Return every line of the material below word for word, changing nothing.
━━ Material for the task ━━
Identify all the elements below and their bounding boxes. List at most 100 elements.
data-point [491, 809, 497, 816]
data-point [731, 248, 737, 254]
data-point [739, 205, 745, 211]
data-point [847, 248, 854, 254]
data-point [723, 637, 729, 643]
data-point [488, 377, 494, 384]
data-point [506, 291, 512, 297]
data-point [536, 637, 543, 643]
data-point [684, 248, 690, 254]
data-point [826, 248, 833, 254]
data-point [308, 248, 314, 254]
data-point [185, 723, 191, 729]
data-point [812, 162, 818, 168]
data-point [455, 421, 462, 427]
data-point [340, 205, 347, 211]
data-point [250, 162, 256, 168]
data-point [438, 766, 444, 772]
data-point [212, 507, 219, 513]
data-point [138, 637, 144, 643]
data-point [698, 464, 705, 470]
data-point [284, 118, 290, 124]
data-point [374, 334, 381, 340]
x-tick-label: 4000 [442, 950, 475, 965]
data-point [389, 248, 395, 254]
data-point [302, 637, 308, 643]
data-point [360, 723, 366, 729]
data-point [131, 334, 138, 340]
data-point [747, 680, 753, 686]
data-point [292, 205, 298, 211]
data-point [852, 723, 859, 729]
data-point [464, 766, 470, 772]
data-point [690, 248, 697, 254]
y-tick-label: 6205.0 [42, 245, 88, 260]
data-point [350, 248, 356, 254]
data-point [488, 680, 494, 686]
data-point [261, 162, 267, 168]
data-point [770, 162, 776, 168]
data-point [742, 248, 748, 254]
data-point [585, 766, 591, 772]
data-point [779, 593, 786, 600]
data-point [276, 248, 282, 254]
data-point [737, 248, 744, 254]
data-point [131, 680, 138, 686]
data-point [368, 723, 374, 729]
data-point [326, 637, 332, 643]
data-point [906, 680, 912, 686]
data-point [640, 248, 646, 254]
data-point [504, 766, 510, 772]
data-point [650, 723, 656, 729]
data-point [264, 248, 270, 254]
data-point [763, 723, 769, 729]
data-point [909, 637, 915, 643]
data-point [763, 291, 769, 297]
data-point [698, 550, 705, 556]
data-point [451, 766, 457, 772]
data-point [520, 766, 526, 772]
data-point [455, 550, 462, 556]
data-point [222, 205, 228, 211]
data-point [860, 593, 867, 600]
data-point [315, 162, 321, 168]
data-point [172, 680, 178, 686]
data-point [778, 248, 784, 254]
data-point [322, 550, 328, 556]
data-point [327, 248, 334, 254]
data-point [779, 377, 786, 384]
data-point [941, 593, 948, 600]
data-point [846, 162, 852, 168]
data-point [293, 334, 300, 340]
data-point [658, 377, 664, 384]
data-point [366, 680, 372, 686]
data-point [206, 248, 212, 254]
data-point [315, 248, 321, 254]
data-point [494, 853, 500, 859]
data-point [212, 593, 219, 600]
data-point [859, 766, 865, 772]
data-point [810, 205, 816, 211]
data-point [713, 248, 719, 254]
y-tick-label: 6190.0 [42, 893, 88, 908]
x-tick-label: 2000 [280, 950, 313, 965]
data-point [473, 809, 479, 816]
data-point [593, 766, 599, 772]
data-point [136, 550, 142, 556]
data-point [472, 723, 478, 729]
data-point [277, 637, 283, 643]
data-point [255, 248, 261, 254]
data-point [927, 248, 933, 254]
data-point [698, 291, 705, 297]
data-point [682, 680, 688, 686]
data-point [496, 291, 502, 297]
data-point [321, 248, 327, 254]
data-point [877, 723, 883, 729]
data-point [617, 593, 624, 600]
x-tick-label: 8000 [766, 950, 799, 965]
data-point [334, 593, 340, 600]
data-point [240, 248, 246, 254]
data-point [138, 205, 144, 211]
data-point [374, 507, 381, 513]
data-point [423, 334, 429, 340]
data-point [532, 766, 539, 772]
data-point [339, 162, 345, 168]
━━━
Reply:
Identify all the elements below and their bounding boxes. List at most 100 elements.
data-point [491, 809, 497, 816]
data-point [731, 248, 737, 254]
data-point [739, 205, 745, 211]
data-point [847, 248, 854, 254]
data-point [723, 637, 729, 643]
data-point [488, 377, 494, 384]
data-point [506, 291, 512, 297]
data-point [536, 637, 543, 643]
data-point [684, 248, 690, 254]
data-point [826, 248, 833, 254]
data-point [308, 248, 314, 254]
data-point [185, 723, 191, 729]
data-point [812, 162, 818, 168]
data-point [455, 421, 462, 427]
data-point [340, 205, 347, 211]
data-point [250, 162, 256, 168]
data-point [438, 766, 444, 772]
data-point [212, 507, 219, 513]
data-point [138, 637, 144, 643]
data-point [698, 464, 705, 470]
data-point [284, 118, 290, 124]
data-point [374, 334, 381, 340]
x-tick-label: 4000 [442, 950, 475, 965]
data-point [389, 248, 395, 254]
data-point [302, 637, 308, 643]
data-point [360, 723, 366, 729]
data-point [131, 334, 138, 340]
data-point [747, 680, 753, 686]
data-point [292, 205, 298, 211]
data-point [852, 723, 859, 729]
data-point [464, 766, 470, 772]
data-point [690, 248, 697, 254]
y-tick-label: 6205.0 [42, 245, 88, 260]
data-point [350, 248, 356, 254]
data-point [488, 680, 494, 686]
data-point [261, 162, 267, 168]
data-point [770, 162, 776, 168]
data-point [742, 248, 748, 254]
data-point [585, 766, 591, 772]
data-point [779, 593, 786, 600]
data-point [276, 248, 282, 254]
data-point [737, 248, 744, 254]
data-point [131, 680, 138, 686]
data-point [368, 723, 374, 729]
data-point [326, 637, 332, 643]
data-point [906, 680, 912, 686]
data-point [640, 248, 646, 254]
data-point [504, 766, 510, 772]
data-point [650, 723, 656, 729]
data-point [264, 248, 270, 254]
data-point [763, 723, 769, 729]
data-point [909, 637, 915, 643]
data-point [763, 291, 769, 297]
data-point [698, 550, 705, 556]
data-point [451, 766, 457, 772]
data-point [520, 766, 526, 772]
data-point [455, 550, 462, 556]
data-point [222, 205, 228, 211]
data-point [860, 593, 867, 600]
data-point [315, 162, 321, 168]
data-point [172, 680, 178, 686]
data-point [778, 248, 784, 254]
data-point [322, 550, 328, 556]
data-point [327, 248, 334, 254]
data-point [779, 377, 786, 384]
data-point [941, 593, 948, 600]
data-point [846, 162, 852, 168]
data-point [293, 334, 300, 340]
data-point [658, 377, 664, 384]
data-point [366, 680, 372, 686]
data-point [206, 248, 212, 254]
data-point [315, 248, 321, 254]
data-point [494, 853, 500, 859]
data-point [212, 593, 219, 600]
data-point [859, 766, 865, 772]
data-point [810, 205, 816, 211]
data-point [713, 248, 719, 254]
y-tick-label: 6190.0 [42, 893, 88, 908]
x-tick-label: 2000 [280, 950, 313, 965]
data-point [473, 809, 479, 816]
data-point [593, 766, 599, 772]
data-point [136, 550, 142, 556]
data-point [472, 723, 478, 729]
data-point [277, 637, 283, 643]
data-point [255, 248, 261, 254]
data-point [927, 248, 933, 254]
data-point [698, 291, 705, 297]
data-point [682, 680, 688, 686]
data-point [496, 291, 502, 297]
data-point [321, 248, 327, 254]
data-point [877, 723, 883, 729]
data-point [617, 593, 624, 600]
x-tick-label: 8000 [766, 950, 799, 965]
data-point [334, 593, 340, 600]
data-point [240, 248, 246, 254]
data-point [138, 205, 144, 211]
data-point [374, 507, 381, 513]
data-point [423, 334, 429, 340]
data-point [532, 766, 539, 772]
data-point [339, 162, 345, 168]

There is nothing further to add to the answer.